◆ MATERIAL PROVIDED ◆

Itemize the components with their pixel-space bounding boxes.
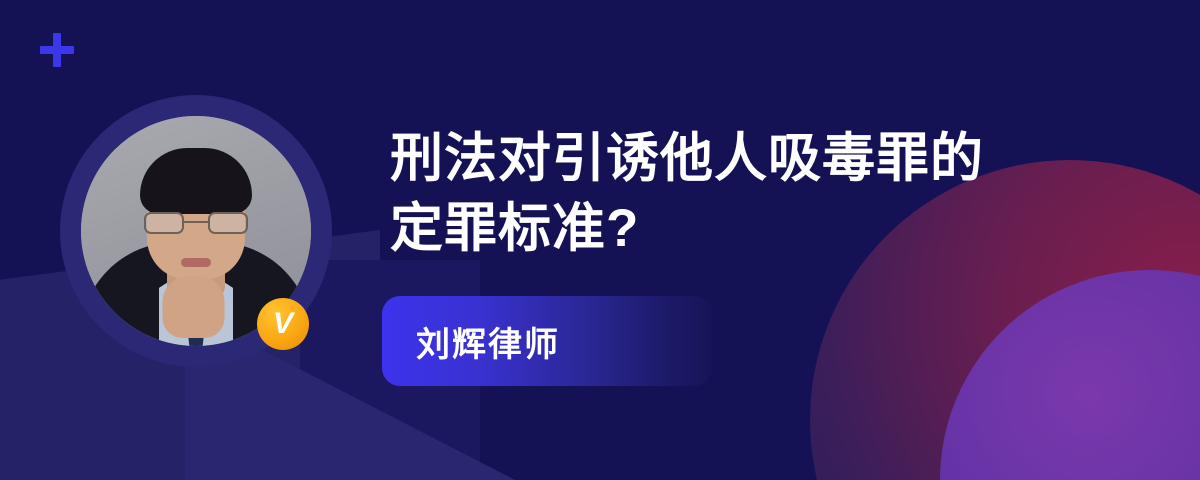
portrait-hand [163, 276, 225, 338]
title-line-1: 刑法对引诱他人吸毒罪的 [390, 129, 984, 188]
plus-icon [40, 33, 74, 67]
title-line-2: 定罪标准? [390, 199, 639, 258]
portrait-mouth [181, 258, 211, 267]
avatar: V [60, 95, 332, 367]
banner-card: V 刑法对引诱他人吸毒罪的 定罪标准? 刘辉律师 [0, 0, 1200, 480]
author-badge[interactable]: 刘辉律师 [382, 296, 712, 386]
glasses-lens-left [144, 212, 184, 234]
verified-badge-icon: V [257, 298, 309, 350]
author-name: 刘辉律师 [382, 317, 560, 366]
glasses-lens-right [208, 212, 248, 234]
glasses-icon [144, 212, 248, 234]
page-title: 刑法对引诱他人吸毒罪的 定罪标准? [390, 124, 1050, 265]
glasses-bridge [184, 221, 208, 223]
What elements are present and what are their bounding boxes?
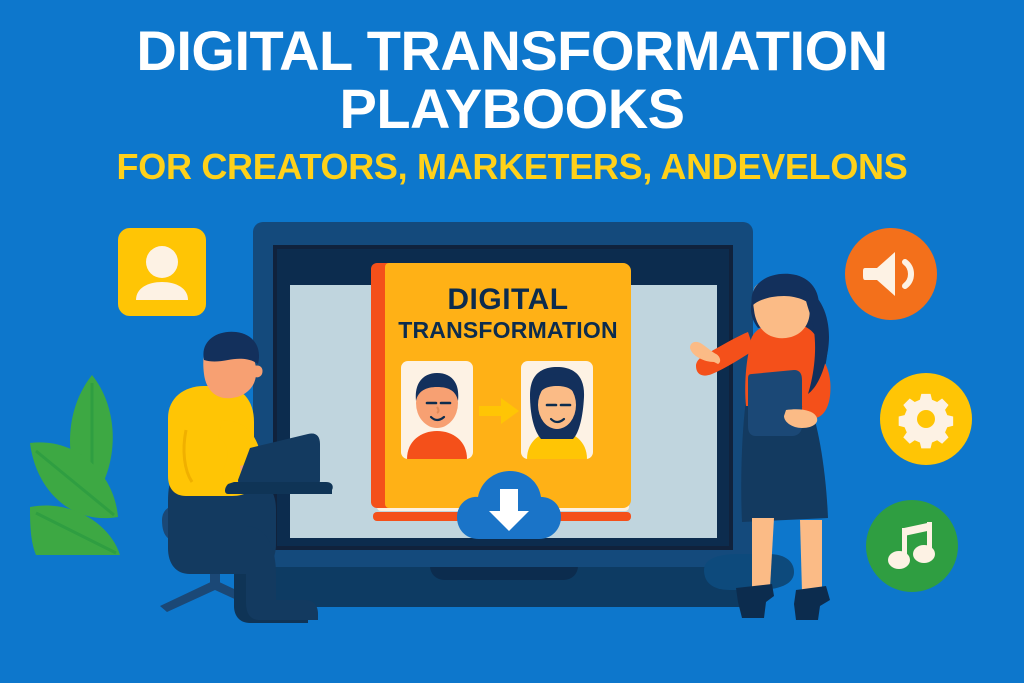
gear-icon[interactable] — [880, 373, 972, 465]
speaker-icon[interactable] — [845, 228, 937, 320]
cloud-download-icon[interactable] — [455, 465, 563, 539]
poster-canvas: DIGITAL TRANSFORMATION PLAYBOOKS FOR CRE… — [0, 0, 1024, 683]
page-title-line-2: PLAYBOOKS — [0, 80, 1024, 138]
heading-block: DIGITAL TRANSFORMATION PLAYBOOKS FOR CRE… — [0, 22, 1024, 188]
book-cover-title-line-1: DIGITAL — [385, 283, 631, 317]
page-subtitle: FOR CREATORS, MARKETERS, ANDEVELONS — [0, 146, 1024, 188]
book-cover-title-line-2: TRANSFORMATION — [385, 317, 631, 344]
transformation-arrow-icon — [479, 398, 519, 424]
music-note-icon[interactable] — [866, 500, 958, 592]
woman-pointing — [690, 270, 860, 640]
book-graphic: DIGITAL TRANSFORMATION — [371, 263, 631, 533]
page-title-line-1: DIGITAL TRANSFORMATION — [0, 22, 1024, 80]
portrait-card-man — [401, 361, 473, 459]
portrait-card-woman — [521, 361, 593, 459]
user-icon[interactable] — [118, 228, 206, 316]
man-with-laptop — [100, 330, 330, 630]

◆ EXERCISE DETAILS ◆
Can you copy every line of both records above word for word, leaving out the pictures?

◆ FULL OUTPUT ◆
Itemize the components with their pixel-space bounding boxes.
portrait-hand [163, 276, 225, 338]
title-line-1: 刑法对引诱他人吸毒罪的 [390, 129, 984, 188]
plus-icon [40, 33, 74, 67]
title-line-2: 定罪标准? [390, 199, 639, 258]
portrait-mouth [181, 258, 211, 267]
avatar: V [60, 95, 332, 367]
banner-card: V 刑法对引诱他人吸毒罪的 定罪标准? 刘辉律师 [0, 0, 1200, 480]
author-badge[interactable]: 刘辉律师 [382, 296, 712, 386]
glasses-lens-left [144, 212, 184, 234]
verified-badge-icon: V [257, 298, 309, 350]
author-name: 刘辉律师 [382, 317, 560, 366]
glasses-lens-right [208, 212, 248, 234]
glasses-icon [144, 212, 248, 234]
page-title: 刑法对引诱他人吸毒罪的 定罪标准? [390, 124, 1050, 265]
glasses-bridge [184, 221, 208, 223]
What elements are present and what are their bounding boxes?
gear-icon[interactable] — [880, 373, 972, 465]
speaker-icon[interactable] — [845, 228, 937, 320]
cloud-download-icon[interactable] — [455, 465, 563, 539]
poster-canvas: DIGITAL TRANSFORMATION PLAYBOOKS FOR CRE… — [0, 0, 1024, 683]
page-title-line-2: PLAYBOOKS — [0, 80, 1024, 138]
heading-block: DIGITAL TRANSFORMATION PLAYBOOKS FOR CRE… — [0, 22, 1024, 188]
book-cover-title-line-1: DIGITAL — [385, 283, 631, 317]
page-subtitle: FOR CREATORS, MARKETERS, ANDEVELONS — [0, 146, 1024, 188]
book-cover-title-line-2: TRANSFORMATION — [385, 317, 631, 344]
transformation-arrow-icon — [479, 398, 519, 424]
music-note-icon[interactable] — [866, 500, 958, 592]
woman-pointing — [690, 270, 860, 640]
book-graphic: DIGITAL TRANSFORMATION — [371, 263, 631, 533]
page-title-line-1: DIGITAL TRANSFORMATION — [0, 22, 1024, 80]
portrait-card-man — [401, 361, 473, 459]
portrait-card-woman — [521, 361, 593, 459]
user-icon[interactable] — [118, 228, 206, 316]
man-with-laptop — [100, 330, 330, 630]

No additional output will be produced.